* [Task to complete]: Scan the material and copy every line in which "user" appears.

* [Exercise materials]:
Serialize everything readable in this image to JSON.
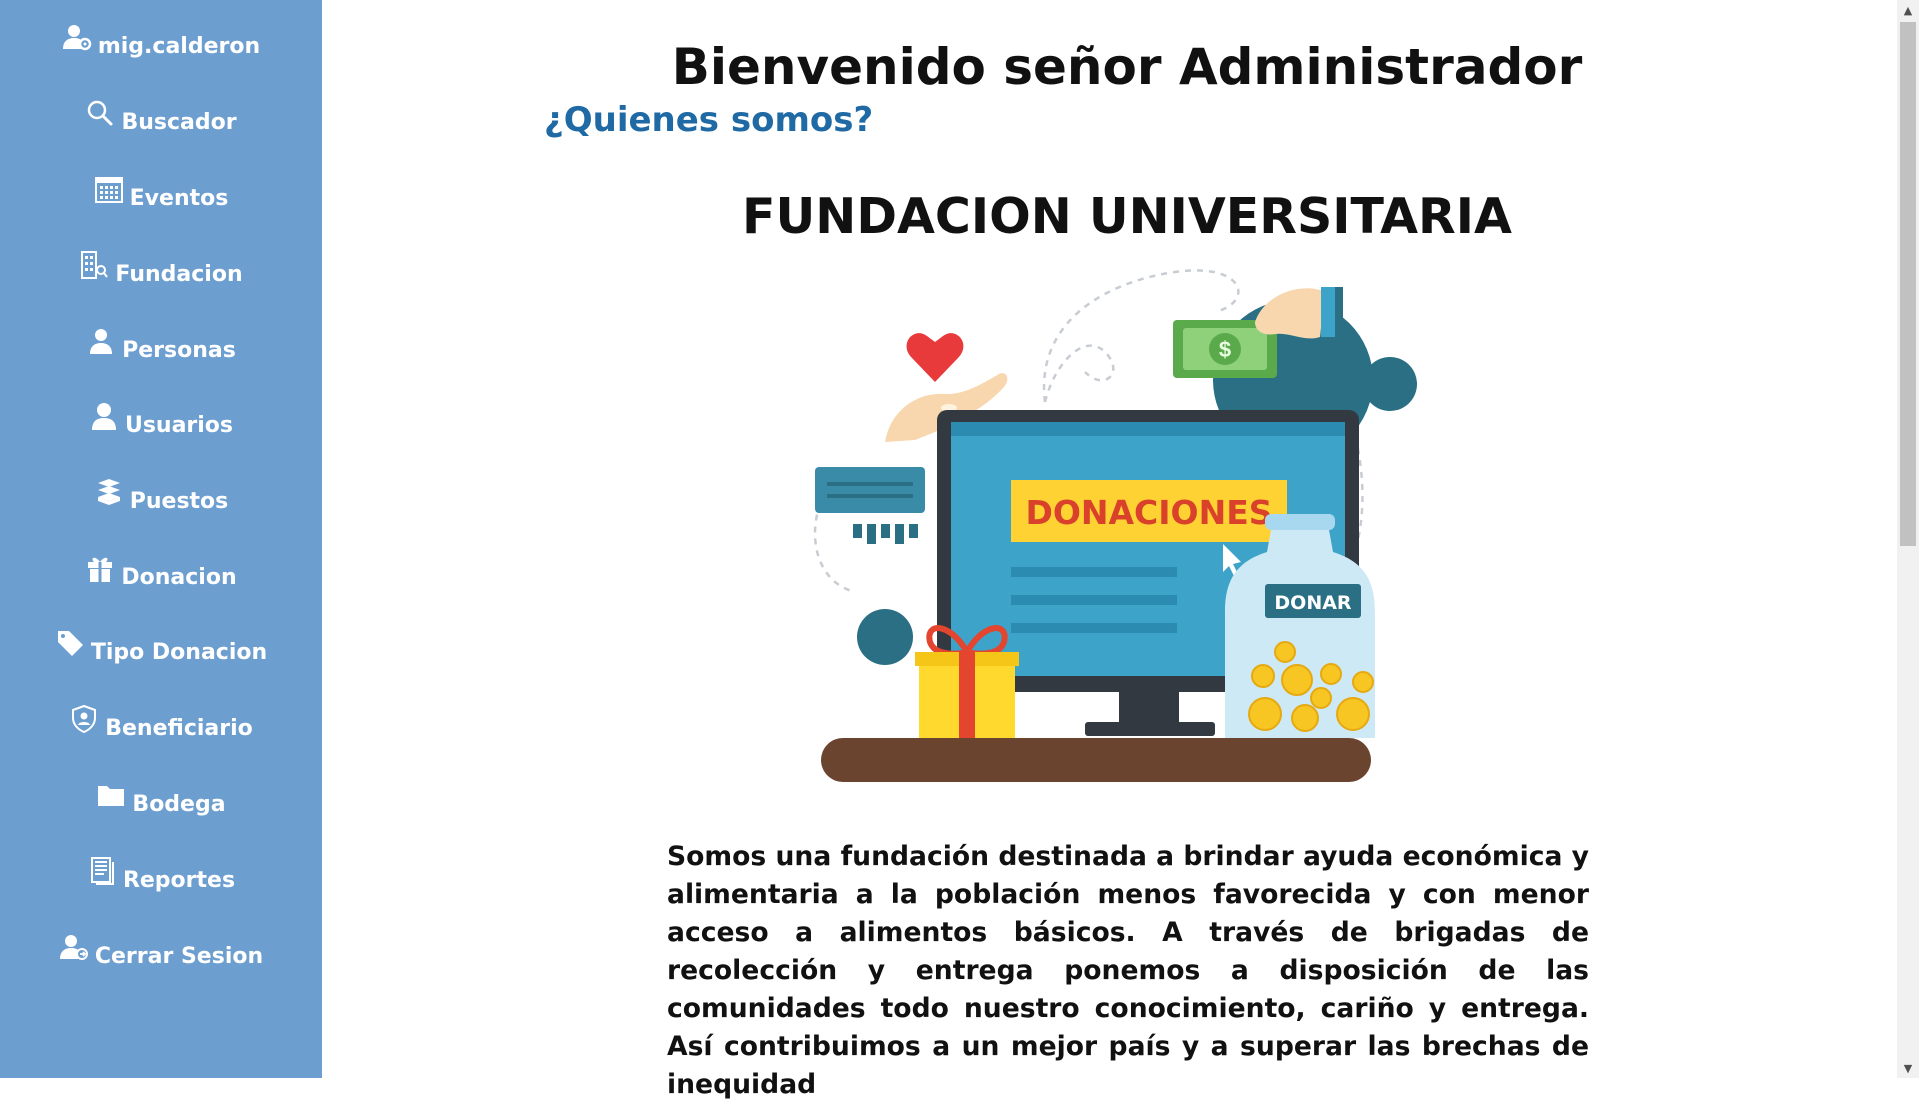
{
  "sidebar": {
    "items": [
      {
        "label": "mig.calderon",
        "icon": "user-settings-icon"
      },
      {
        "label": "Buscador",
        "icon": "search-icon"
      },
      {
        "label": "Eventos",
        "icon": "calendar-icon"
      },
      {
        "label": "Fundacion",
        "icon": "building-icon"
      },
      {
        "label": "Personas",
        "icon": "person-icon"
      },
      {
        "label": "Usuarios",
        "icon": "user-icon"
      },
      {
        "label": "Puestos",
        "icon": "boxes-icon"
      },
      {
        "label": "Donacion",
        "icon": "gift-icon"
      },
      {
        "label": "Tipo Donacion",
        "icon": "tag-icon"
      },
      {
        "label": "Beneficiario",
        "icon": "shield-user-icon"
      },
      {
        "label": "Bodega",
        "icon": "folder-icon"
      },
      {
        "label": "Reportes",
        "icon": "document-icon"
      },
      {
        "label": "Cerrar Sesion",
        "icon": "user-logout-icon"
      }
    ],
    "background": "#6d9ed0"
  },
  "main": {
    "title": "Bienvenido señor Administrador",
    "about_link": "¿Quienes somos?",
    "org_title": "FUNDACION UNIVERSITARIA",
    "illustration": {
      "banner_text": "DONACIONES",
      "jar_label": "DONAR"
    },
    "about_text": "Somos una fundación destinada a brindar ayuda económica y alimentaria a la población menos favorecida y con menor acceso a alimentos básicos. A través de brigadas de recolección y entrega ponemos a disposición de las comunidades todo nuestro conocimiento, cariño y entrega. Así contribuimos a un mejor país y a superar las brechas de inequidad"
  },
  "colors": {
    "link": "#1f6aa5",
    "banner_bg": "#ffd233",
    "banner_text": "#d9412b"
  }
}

* [Task solution]:
        "icon": "user-settings-icon"
        "icon": "user-icon"
        "icon": "shield-user-icon"
        "icon": "user-logout-icon"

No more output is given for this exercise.